» Aim
Copy each line of the entries that contains the word "occupied".

» Stored records
++++++++

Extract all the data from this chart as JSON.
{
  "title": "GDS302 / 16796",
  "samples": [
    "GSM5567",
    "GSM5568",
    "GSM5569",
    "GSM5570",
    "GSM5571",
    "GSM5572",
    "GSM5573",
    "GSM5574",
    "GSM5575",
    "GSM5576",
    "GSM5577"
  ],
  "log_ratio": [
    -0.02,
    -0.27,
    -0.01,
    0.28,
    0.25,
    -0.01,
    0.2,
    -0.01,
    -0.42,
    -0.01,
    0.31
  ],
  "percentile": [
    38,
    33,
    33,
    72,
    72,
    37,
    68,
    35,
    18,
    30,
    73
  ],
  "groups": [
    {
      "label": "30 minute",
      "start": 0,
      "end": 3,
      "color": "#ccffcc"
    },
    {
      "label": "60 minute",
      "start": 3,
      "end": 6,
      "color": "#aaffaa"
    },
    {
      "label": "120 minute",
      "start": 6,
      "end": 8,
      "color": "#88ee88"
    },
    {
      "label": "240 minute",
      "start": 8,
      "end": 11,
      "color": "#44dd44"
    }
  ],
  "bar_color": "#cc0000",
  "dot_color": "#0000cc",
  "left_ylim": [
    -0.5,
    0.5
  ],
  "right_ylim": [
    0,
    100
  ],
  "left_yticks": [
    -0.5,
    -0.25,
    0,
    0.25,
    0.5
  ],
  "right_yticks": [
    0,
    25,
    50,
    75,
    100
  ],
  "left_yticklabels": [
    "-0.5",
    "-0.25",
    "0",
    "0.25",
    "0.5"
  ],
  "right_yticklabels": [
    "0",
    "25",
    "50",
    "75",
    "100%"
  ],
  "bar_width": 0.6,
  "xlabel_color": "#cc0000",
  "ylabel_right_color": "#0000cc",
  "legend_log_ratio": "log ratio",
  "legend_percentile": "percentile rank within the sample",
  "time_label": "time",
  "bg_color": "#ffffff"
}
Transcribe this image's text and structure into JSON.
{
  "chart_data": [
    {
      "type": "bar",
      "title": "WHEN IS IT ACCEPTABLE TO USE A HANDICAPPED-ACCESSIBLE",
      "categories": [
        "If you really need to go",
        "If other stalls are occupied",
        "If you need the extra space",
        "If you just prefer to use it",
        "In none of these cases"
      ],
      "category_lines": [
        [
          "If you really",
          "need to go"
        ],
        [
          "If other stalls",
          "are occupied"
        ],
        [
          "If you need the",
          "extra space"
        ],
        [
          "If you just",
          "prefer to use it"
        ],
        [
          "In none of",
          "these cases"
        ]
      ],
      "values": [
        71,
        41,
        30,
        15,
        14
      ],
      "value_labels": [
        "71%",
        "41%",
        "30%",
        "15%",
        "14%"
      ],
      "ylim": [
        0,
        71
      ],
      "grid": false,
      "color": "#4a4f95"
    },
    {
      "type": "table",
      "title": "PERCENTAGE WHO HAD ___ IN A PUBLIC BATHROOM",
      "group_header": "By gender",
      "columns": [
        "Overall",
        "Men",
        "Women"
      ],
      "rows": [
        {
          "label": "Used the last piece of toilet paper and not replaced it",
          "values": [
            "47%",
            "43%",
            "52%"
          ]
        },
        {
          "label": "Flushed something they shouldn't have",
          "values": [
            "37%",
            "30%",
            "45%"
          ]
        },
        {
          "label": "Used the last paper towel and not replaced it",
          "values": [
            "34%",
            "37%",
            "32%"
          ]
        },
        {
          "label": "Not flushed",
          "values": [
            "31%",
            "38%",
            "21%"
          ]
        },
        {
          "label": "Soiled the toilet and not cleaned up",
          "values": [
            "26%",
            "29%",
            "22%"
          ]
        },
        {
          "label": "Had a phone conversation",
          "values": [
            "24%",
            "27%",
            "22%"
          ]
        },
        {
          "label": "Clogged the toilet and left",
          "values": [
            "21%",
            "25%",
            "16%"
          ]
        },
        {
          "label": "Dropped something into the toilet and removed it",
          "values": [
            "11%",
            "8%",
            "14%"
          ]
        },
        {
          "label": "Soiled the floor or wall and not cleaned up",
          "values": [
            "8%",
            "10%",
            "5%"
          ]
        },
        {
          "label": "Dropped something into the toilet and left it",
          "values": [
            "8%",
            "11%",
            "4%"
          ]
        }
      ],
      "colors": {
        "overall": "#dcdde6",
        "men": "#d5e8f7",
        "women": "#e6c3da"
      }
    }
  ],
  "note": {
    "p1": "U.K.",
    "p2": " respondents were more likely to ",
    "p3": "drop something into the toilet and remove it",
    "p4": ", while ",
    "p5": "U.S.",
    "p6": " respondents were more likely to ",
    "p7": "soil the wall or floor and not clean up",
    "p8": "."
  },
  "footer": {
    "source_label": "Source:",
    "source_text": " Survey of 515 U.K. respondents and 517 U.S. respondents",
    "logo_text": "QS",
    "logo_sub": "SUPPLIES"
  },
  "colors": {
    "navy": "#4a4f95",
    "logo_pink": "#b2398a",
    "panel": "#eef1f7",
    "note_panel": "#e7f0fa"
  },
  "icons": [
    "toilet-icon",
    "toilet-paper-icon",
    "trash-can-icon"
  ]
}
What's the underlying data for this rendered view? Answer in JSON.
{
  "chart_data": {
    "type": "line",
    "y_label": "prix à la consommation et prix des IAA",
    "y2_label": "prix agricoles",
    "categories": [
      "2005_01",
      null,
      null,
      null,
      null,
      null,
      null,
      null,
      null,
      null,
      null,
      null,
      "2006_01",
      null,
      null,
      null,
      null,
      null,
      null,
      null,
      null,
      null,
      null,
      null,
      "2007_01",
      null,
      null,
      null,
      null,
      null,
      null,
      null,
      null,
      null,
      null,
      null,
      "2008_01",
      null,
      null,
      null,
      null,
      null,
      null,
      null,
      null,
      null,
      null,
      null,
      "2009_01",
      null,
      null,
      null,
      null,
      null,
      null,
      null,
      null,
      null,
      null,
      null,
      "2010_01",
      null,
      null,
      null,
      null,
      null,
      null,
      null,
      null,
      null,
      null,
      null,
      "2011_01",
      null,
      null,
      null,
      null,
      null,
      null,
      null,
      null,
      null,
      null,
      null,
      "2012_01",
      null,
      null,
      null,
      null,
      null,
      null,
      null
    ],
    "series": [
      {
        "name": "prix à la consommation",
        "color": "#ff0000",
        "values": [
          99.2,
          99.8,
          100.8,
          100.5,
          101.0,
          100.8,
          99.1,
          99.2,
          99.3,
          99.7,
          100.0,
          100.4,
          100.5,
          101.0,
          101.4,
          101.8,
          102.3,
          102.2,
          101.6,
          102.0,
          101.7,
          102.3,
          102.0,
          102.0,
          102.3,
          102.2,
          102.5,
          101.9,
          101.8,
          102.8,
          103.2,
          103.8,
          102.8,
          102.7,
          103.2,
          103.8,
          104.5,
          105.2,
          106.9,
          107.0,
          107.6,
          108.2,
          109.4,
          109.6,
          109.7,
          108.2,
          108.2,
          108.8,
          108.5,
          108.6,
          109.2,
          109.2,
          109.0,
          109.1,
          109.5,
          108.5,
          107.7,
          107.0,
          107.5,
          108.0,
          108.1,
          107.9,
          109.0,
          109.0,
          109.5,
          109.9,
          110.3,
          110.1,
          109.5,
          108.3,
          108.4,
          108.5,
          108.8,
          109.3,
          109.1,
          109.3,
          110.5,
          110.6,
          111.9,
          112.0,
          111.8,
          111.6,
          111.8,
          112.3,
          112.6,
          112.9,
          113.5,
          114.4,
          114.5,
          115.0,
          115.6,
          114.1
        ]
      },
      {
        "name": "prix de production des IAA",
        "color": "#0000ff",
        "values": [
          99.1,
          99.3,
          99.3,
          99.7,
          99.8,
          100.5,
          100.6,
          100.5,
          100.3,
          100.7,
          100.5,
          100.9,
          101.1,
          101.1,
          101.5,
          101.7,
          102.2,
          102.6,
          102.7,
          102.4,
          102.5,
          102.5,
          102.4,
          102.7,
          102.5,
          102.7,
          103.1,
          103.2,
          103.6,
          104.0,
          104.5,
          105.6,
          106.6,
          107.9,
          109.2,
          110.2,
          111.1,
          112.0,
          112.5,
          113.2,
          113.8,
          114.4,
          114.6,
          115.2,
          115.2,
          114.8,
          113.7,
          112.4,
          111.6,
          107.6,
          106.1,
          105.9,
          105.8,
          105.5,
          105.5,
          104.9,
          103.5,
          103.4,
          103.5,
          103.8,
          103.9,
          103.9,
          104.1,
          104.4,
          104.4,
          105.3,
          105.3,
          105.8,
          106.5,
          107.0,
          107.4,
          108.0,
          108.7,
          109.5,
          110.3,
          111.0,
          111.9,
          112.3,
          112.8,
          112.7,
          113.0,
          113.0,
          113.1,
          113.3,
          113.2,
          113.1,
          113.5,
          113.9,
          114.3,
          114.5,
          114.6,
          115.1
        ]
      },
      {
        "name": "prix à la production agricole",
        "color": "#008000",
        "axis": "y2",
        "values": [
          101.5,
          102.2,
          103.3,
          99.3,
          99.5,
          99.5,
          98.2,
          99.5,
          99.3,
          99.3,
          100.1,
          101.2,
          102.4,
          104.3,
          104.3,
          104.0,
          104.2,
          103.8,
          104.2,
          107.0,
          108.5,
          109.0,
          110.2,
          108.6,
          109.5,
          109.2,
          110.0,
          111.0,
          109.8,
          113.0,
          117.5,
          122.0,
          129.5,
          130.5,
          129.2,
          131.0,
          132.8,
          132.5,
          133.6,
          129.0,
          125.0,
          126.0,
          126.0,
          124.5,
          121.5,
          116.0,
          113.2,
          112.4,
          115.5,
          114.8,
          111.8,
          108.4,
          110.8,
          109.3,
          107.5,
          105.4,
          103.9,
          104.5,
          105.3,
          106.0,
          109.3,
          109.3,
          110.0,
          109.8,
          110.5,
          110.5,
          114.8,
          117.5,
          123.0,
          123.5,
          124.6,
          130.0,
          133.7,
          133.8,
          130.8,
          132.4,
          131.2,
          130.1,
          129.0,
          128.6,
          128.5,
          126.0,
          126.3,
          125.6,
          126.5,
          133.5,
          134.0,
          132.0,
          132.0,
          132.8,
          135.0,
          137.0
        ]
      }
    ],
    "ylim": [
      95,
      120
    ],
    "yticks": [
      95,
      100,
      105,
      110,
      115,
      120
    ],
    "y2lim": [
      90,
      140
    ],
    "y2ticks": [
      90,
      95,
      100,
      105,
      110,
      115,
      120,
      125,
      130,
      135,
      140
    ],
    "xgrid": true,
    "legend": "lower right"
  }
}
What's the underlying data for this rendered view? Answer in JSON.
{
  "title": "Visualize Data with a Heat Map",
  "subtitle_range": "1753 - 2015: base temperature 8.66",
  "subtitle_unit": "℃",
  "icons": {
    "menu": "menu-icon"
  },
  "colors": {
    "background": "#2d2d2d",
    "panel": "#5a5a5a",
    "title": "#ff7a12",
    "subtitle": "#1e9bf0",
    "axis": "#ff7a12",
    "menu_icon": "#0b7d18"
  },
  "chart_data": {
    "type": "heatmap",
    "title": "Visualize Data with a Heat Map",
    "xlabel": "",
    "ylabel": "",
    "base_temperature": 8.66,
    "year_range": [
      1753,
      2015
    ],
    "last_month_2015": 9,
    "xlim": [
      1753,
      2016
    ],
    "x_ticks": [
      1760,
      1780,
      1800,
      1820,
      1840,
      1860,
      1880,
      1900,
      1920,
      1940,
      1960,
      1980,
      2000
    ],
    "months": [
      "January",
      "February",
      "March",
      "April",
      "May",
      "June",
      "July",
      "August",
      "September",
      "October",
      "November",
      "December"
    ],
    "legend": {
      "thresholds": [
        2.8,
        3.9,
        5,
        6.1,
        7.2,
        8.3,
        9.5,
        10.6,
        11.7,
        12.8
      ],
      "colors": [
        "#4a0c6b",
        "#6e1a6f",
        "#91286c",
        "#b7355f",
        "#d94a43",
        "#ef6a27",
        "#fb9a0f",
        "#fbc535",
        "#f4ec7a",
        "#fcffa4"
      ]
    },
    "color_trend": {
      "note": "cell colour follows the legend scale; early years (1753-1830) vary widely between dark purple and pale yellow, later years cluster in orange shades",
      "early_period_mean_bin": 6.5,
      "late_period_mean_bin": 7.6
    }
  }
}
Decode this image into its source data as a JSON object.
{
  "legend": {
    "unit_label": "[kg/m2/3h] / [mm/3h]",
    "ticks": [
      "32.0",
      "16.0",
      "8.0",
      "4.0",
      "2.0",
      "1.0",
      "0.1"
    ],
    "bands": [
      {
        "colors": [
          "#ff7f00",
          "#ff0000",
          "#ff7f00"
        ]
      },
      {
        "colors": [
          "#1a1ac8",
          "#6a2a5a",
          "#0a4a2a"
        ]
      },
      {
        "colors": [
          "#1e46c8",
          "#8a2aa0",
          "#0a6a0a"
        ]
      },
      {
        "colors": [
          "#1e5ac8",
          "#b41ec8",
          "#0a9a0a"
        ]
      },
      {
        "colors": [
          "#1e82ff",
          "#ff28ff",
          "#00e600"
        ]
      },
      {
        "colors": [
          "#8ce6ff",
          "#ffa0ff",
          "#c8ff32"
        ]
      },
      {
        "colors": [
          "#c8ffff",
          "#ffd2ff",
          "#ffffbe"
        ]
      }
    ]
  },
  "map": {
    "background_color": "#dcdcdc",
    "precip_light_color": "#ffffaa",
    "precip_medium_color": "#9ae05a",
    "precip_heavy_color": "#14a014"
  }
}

++++++++

» Expected answer
        "If other stalls are occupied",
          "are occupied"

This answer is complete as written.